Check each line of the material below, and copy it if it holds the string "this".

(Chart and figure data)
>>

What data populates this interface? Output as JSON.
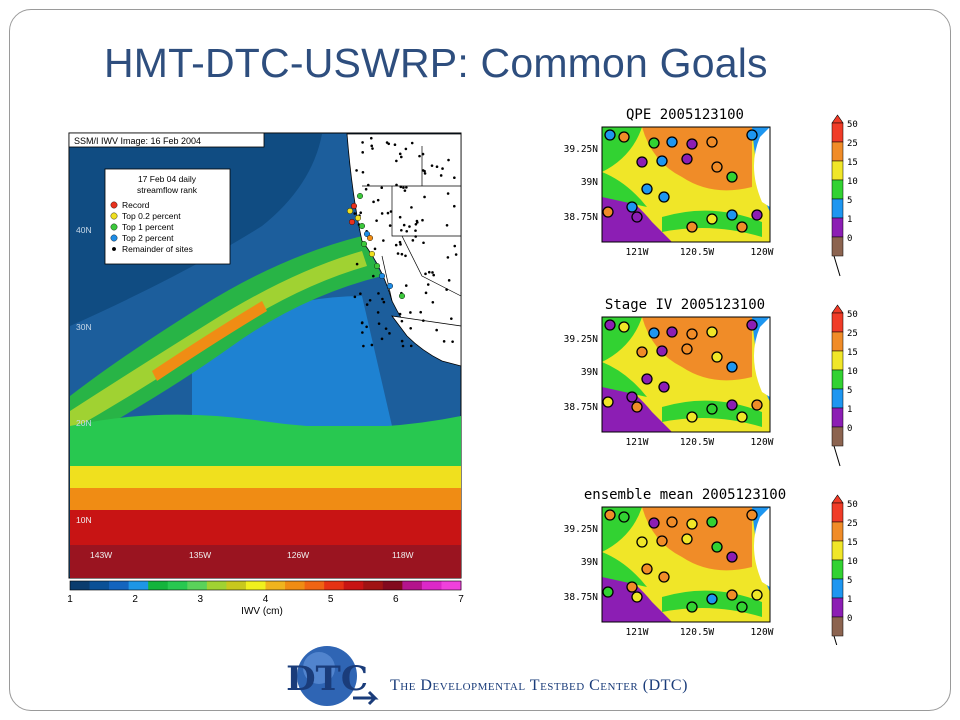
{
  "slide": {
    "title": "HMT-DTC-USWRP: Common Goals"
  },
  "ivw_map": {
    "header": "SSM/I IWV Image: 16 Feb 2004",
    "legend": {
      "title_line1": "17 Feb 04 daily",
      "title_line2": "streamflow rank",
      "entries": [
        {
          "label": "Record",
          "color": "#e8321e"
        },
        {
          "label": "Top 0.2 percent",
          "color": "#f0e020"
        },
        {
          "label": "Top 1 percent",
          "color": "#3cc83c"
        },
        {
          "label": "Top 2 percent",
          "color": "#1e8ce6"
        },
        {
          "label": "Remainder of sites",
          "color": "#000000"
        }
      ]
    },
    "lat_labels": [
      "40N",
      "30N",
      "20N",
      "10N"
    ],
    "lon_labels": [
      "143W",
      "135W",
      "126W",
      "118W"
    ],
    "colorbar": {
      "ticks": [
        "1",
        "2",
        "3",
        "4",
        "5",
        "6",
        "7"
      ],
      "label": "IWV (cm)",
      "colors": [
        "#0a3c6e",
        "#0a5096",
        "#1464be",
        "#1e96e6",
        "#14b43c",
        "#28c850",
        "#5ad25a",
        "#a0d232",
        "#c8c81e",
        "#f0f01e",
        "#f0b41e",
        "#f08c14",
        "#f06414",
        "#e63214",
        "#c81414",
        "#a01414",
        "#820a1e",
        "#b4148c",
        "#dc28c8",
        "#f040dc"
      ]
    }
  },
  "precip_panels": [
    {
      "title": "QPE 2005123100"
    },
    {
      "title": "Stage IV 2005123100"
    },
    {
      "title": "ensemble mean 2005123100"
    }
  ],
  "precip_axes": {
    "lat_labels": [
      "39.25N",
      "39N",
      "38.75N"
    ],
    "lon_labels": [
      "121W",
      "120.5W",
      "120W"
    ]
  },
  "precip_colorbar": {
    "levels": [
      "50",
      "25",
      "15",
      "10",
      "5",
      "1",
      "0"
    ],
    "colors": [
      "#f03c28",
      "#f08c28",
      "#f0e628",
      "#32d232",
      "#1e96f0",
      "#8c1eb4",
      "#8c6450"
    ]
  },
  "footer": {
    "logo_text": "DTC",
    "organization": "The Developmental Testbed Center (DTC)"
  }
}
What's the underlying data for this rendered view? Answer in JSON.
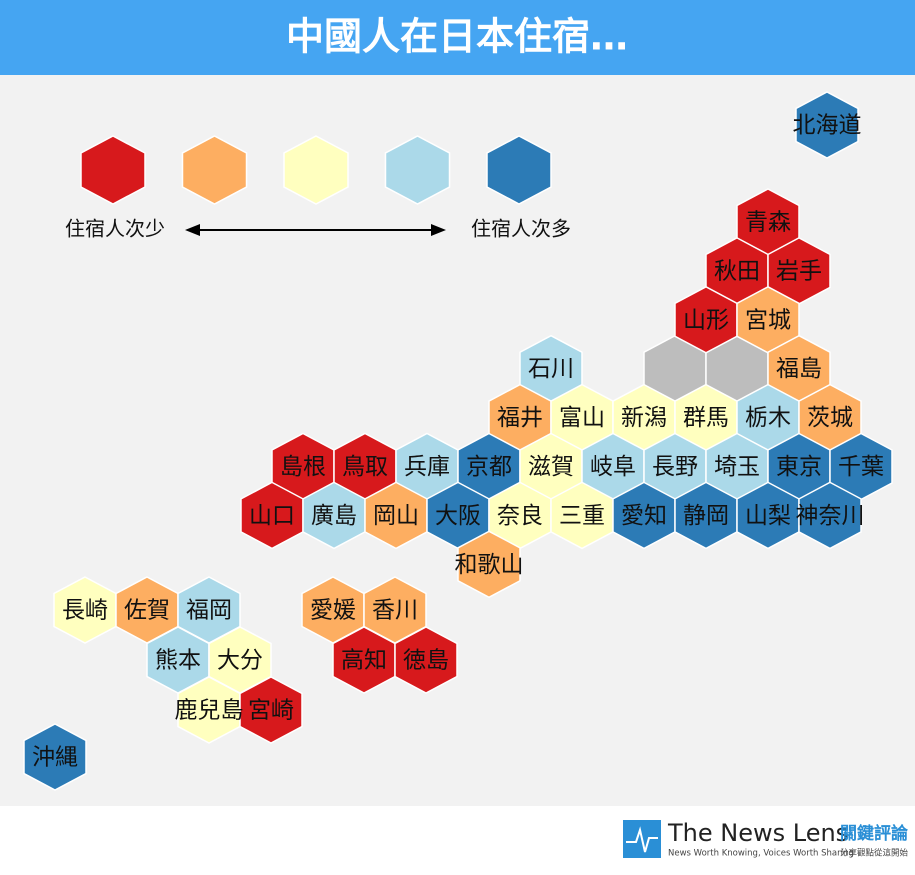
{
  "header": {
    "title": "中國人在日本住宿…"
  },
  "legend": {
    "low": "住宿人次少",
    "high": "住宿人次多",
    "colors": [
      "#d7191c",
      "#fdae61",
      "#ffffbf",
      "#abd9e9",
      "#2c7bb6"
    ]
  },
  "prefectures": [
    {
      "name": "北海道",
      "color": "#2c7bb6"
    },
    {
      "name": "青森",
      "color": "#d7191c"
    },
    {
      "name": "秋田",
      "color": "#d7191c"
    },
    {
      "name": "岩手",
      "color": "#d7191c"
    },
    {
      "name": "山形",
      "color": "#d7191c"
    },
    {
      "name": "宮城",
      "color": "#fdae61"
    },
    {
      "name": "石川",
      "color": "#abd9e9"
    },
    {
      "name": "福島",
      "color": "#fdae61"
    },
    {
      "name": "福井",
      "color": "#fdae61"
    },
    {
      "name": "富山",
      "color": "#ffffbf"
    },
    {
      "name": "新潟",
      "color": "#ffffbf"
    },
    {
      "name": "群馬",
      "color": "#ffffbf"
    },
    {
      "name": "栃木",
      "color": "#abd9e9"
    },
    {
      "name": "茨城",
      "color": "#fdae61"
    },
    {
      "name": "島根",
      "color": "#d7191c"
    },
    {
      "name": "鳥取",
      "color": "#d7191c"
    },
    {
      "name": "兵庫",
      "color": "#abd9e9"
    },
    {
      "name": "京都",
      "color": "#2c7bb6"
    },
    {
      "name": "滋賀",
      "color": "#ffffbf"
    },
    {
      "name": "岐阜",
      "color": "#abd9e9"
    },
    {
      "name": "長野",
      "color": "#abd9e9"
    },
    {
      "name": "埼玉",
      "color": "#abd9e9"
    },
    {
      "name": "東京",
      "color": "#2c7bb6"
    },
    {
      "name": "千葉",
      "color": "#2c7bb6"
    },
    {
      "name": "山口",
      "color": "#d7191c"
    },
    {
      "name": "廣島",
      "color": "#abd9e9"
    },
    {
      "name": "岡山",
      "color": "#fdae61"
    },
    {
      "name": "大阪",
      "color": "#2c7bb6"
    },
    {
      "name": "奈良",
      "color": "#ffffbf"
    },
    {
      "name": "三重",
      "color": "#ffffbf"
    },
    {
      "name": "愛知",
      "color": "#2c7bb6"
    },
    {
      "name": "静岡",
      "color": "#2c7bb6"
    },
    {
      "name": "山梨",
      "color": "#2c7bb6"
    },
    {
      "name": "神奈川",
      "color": "#2c7bb6"
    },
    {
      "name": "和歌山",
      "color": "#fdae61"
    },
    {
      "name": "長崎",
      "color": "#ffffbf"
    },
    {
      "name": "佐賀",
      "color": "#fdae61"
    },
    {
      "name": "福岡",
      "color": "#abd9e9"
    },
    {
      "name": "熊本",
      "color": "#abd9e9"
    },
    {
      "name": "大分",
      "color": "#ffffbf"
    },
    {
      "name": "鹿兒島",
      "color": "#ffffbf"
    },
    {
      "name": "宮崎",
      "color": "#d7191c"
    },
    {
      "name": "愛媛",
      "color": "#fdae61"
    },
    {
      "name": "香川",
      "color": "#fdae61"
    },
    {
      "name": "高知",
      "color": "#d7191c"
    },
    {
      "name": "徳島",
      "color": "#d7191c"
    },
    {
      "name": "沖縄",
      "color": "#2c7bb6"
    }
  ],
  "footer": {
    "brand": "The News Lens",
    "tagline": "News Worth Knowing, Voices Worth Sharing",
    "brand_zh": "關鍵評論",
    "tagline_zh": "分享觀點從這開始"
  }
}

<<

> **Reply**:
What data populates this interface? Output as JSON.
What's the underlying data for this rendered view? Answer in JSON.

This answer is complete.